Exercise instructions -
Identify and pull out each line of the entries in which "Nous" occurs.

Recorded information -
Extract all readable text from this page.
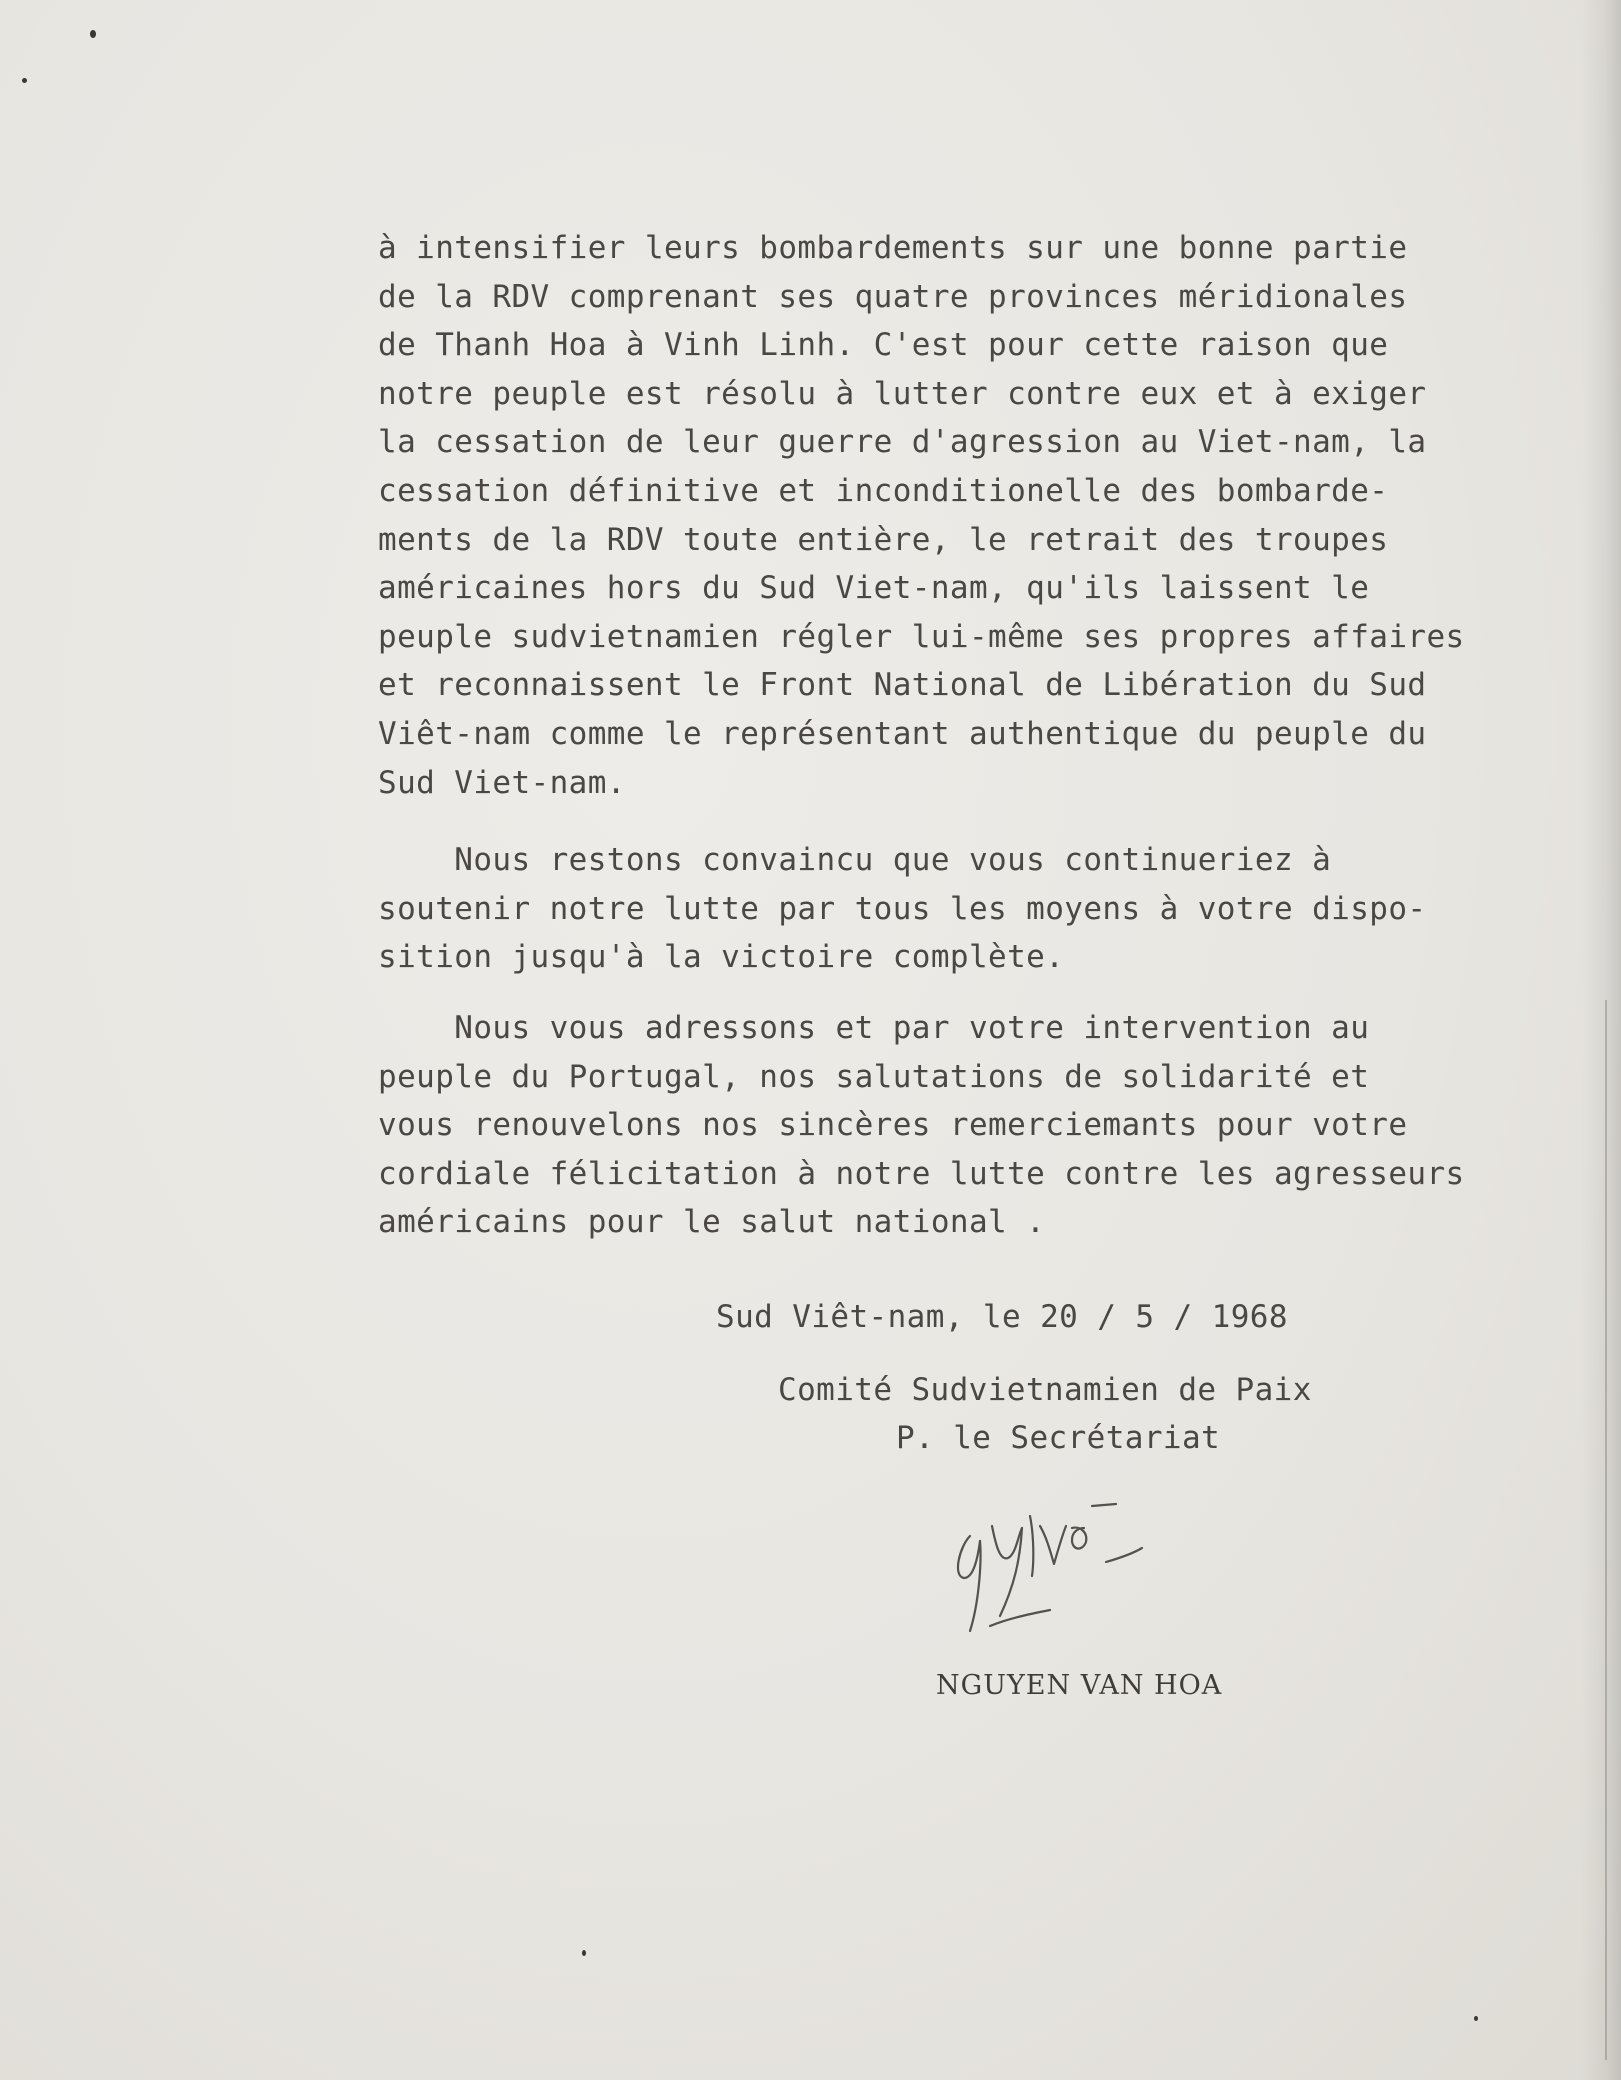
à intensifier leurs bombardements sur une bonne partie
de la RDV comprenant ses quatre provinces méridionales
de Thanh Hoa à Vinh Linh. C'est pour cette raison que
notre peuple est résolu à lutter contre eux et à exiger
la cessation de leur guerre d'agression au Viet-nam, la
cessation définitive et inconditionelle des bombarde-
ments de la RDV toute entière, le retrait des troupes
américaines hors du Sud Viet-nam, qu'ils laissent le
peuple sudvietnamien régler lui-même ses propres affaires
et reconnaissent le Front National de Libération du Sud
Viêt-nam comme le représentant authentique du peuple du
Sud Viet-nam.
Nous restons convaincu que vous continueriez à
soutenir notre lutte par tous les moyens à votre dispo-
sition jusqu'à la victoire complète.
Nous vous adressons et par votre intervention au
peuple du Portugal, nos salutations de solidarité et
vous renouvelons nos sincères remerciemants pour votre
cordiale félicitation à notre lutte contre les agresseurs
américains pour le salut national .
Sud Viêt-nam, le 20 / 5 / 1968
Comité Sudvietnamien de Paix
P. le Secrétariat
NGUYEN VAN HOA
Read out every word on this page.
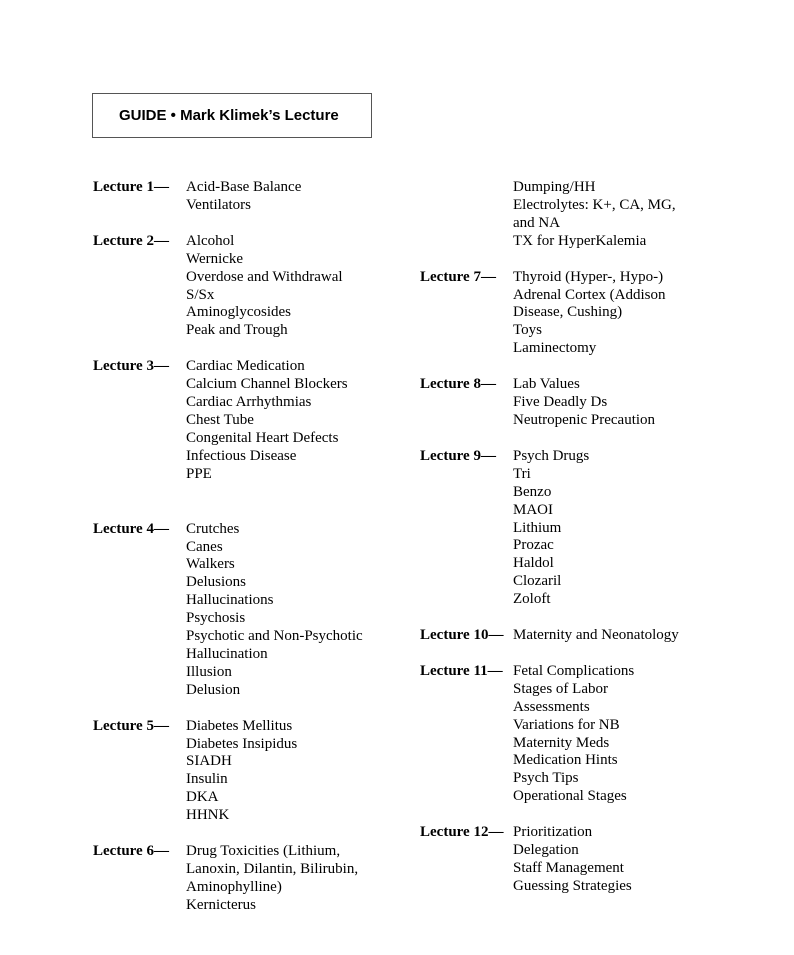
GUIDE • Mark Klimek’s Lecture
Lecture 1—	Acid-Base Balance
Ventilators
Lecture 2—	Alcohol
Wernicke
Overdose and Withdrawal
S/Sx
Aminoglycosides
Peak and Trough
Lecture 3—	Cardiac Medication
Calcium Channel Blockers
Cardiac Arrhythmias
Chest Tube
Congenital Heart Defects
Infectious Disease
PPE
Lecture 4—	Crutches
Canes
Walkers
Delusions
Hallucinations
Psychosis
Psychotic and Non-Psychotic
Hallucination
Illusion
Delusion
Lecture 5—	Diabetes Mellitus
Diabetes Insipidus
SIADH
Insulin
DKA
HHNK
Lecture 6—	Drug Toxicities (Lithium,
Lanoxin, Dilantin, Bilirubin,
Aminophylline)
Kernicterus
Dumping/HH
Electrolytes: K+, CA, MG,
and NA
TX for HyperKalemia
Lecture 7—	Thyroid (Hyper-, Hypo-)
Adrenal Cortex (Addison
Disease, Cushing)
Toys
Laminectomy
Lecture 8—	Lab Values
Five Deadly Ds
Neutropenic Precaution
Lecture 9—	Psych Drugs
Tri
Benzo
MAOI
Lithium
Prozac
Haldol
Clozaril
Zoloft
Lecture 10— Maternity and Neonatology
Lecture 11— Fetal Complications
Stages of Labor
Assessments
Variations for NB
Maternity Meds
Medication Hints
Psych Tips
Operational Stages
Lecture 12— Prioritization
Delegation
Staff Management
Guessing Strategies
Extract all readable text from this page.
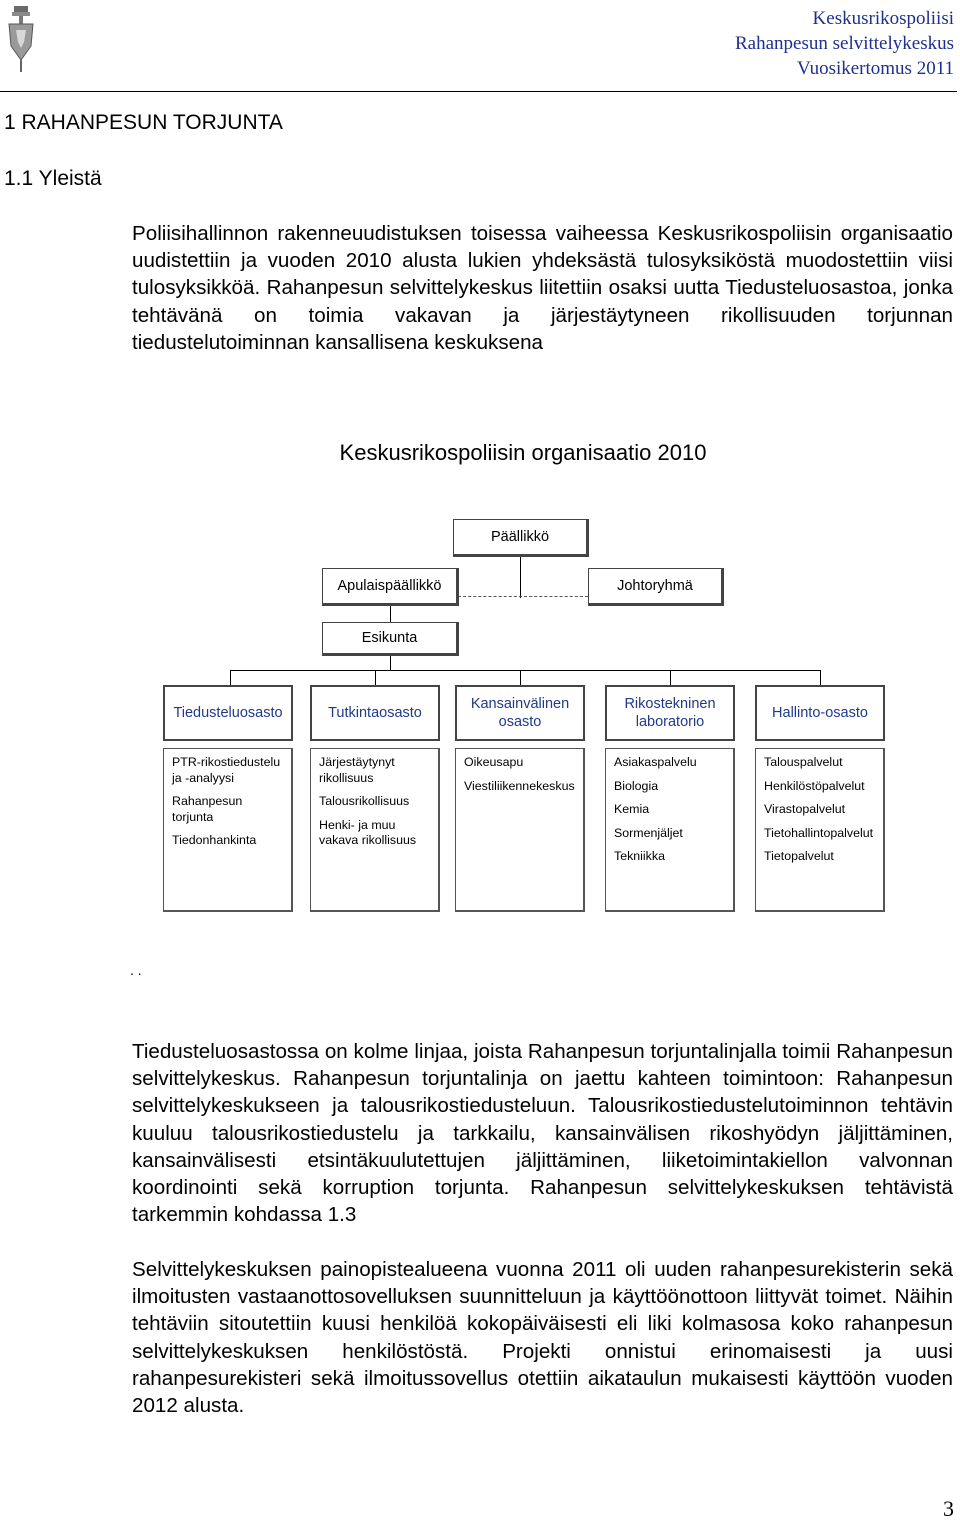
Keskusrikospoliisi
Rahanpesun selvittelykeskus
Vuosikertomus 2011
1 RAHANPESUN TORJUNTA
1.1 Yleistä
Poliisihallinnon rakenneuudistuksen toisessa vaiheessa Keskusrikospoliisin organisaatio uudistettiin ja vuoden 2010 alusta lukien yhdeksästä tulosyksiköstä muodostettiin viisi tulosyksikköä. Rahanpesun selvittelykeskus liitettiin osaksi uutta Tiedusteluosastoa, jonka tehtävänä on toimia vakavan ja järjestäytyneen rikollisuuden torjunnan tiedustelutoiminnan kansallisena keskuksena
Keskusrikospoliisin organisaatio 2010
Päällikkö
Apulaispäällikkö	Johtoryhmä
Esikunta
Tiedusteluosasto	Tutkintaosasto
Kansainvälinen osasto
Rikostekninen laboratorio
Hallinto-osasto
PTR-rikostiedustelu ja -analyysi
Rahanpesun torjunta
Tiedonhankinta
Järjestäytynyt rikollisuus
Talousrikollisuus
Henki- ja muu vakava rikollisuus
Oikeusapu
Viestiliikennekeskus
Asiakaspalvelu
Biologia
Kemia
Sormenjäljet
Tekniikka
Talouspalvelut
Henkilöstöpalvelut
Virastopalvelut
Tietohallintopalvelut
Tietopalvelut
. .
Tiedusteluosastossa on kolme linjaa, joista Rahanpesun torjuntalinjalla toimii Rahanpesun selvittelykeskus. Rahanpesun torjuntalinja on jaettu kahteen toimintoon: Rahanpesun selvittelykeskukseen ja talousrikostiedusteluun. Talousrikostiedustelutoiminnon tehtävin kuuluu talousrikostiedustelu ja tarkkailu, kansainvälisen rikoshyödyn jäljittäminen, kansainvälisesti etsintäkuulutettujen jäljittäminen, liiketoimintakiellon valvonnan koordinointi sekä korruption torjunta. Rahanpesun selvittelykeskuksen tehtävistä tarkemmin kohdassa 1.3
Selvittelykeskuksen painopistealueena vuonna 2011 oli uuden rahanpesurekisterin sekä ilmoitusten vastaanottosovelluksen suunnitteluun ja käyttöönottoon liittyvät toimet. Näihin tehtäviin sitoutettiin kuusi henkilöä kokopäiväisesti eli liki kolmasosa koko rahanpesun selvittelykeskuksen henkilöstöstä. Projekti onnistui erinomaisesti ja uusi rahanpesurekisteri sekä ilmoitussovellus otettiin aikataulun mukaisesti käyttöön vuoden 2012 alusta.
3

Response -
Nous restons convaincu que vous continueriez à
Nous vous adressons et par votre intervention au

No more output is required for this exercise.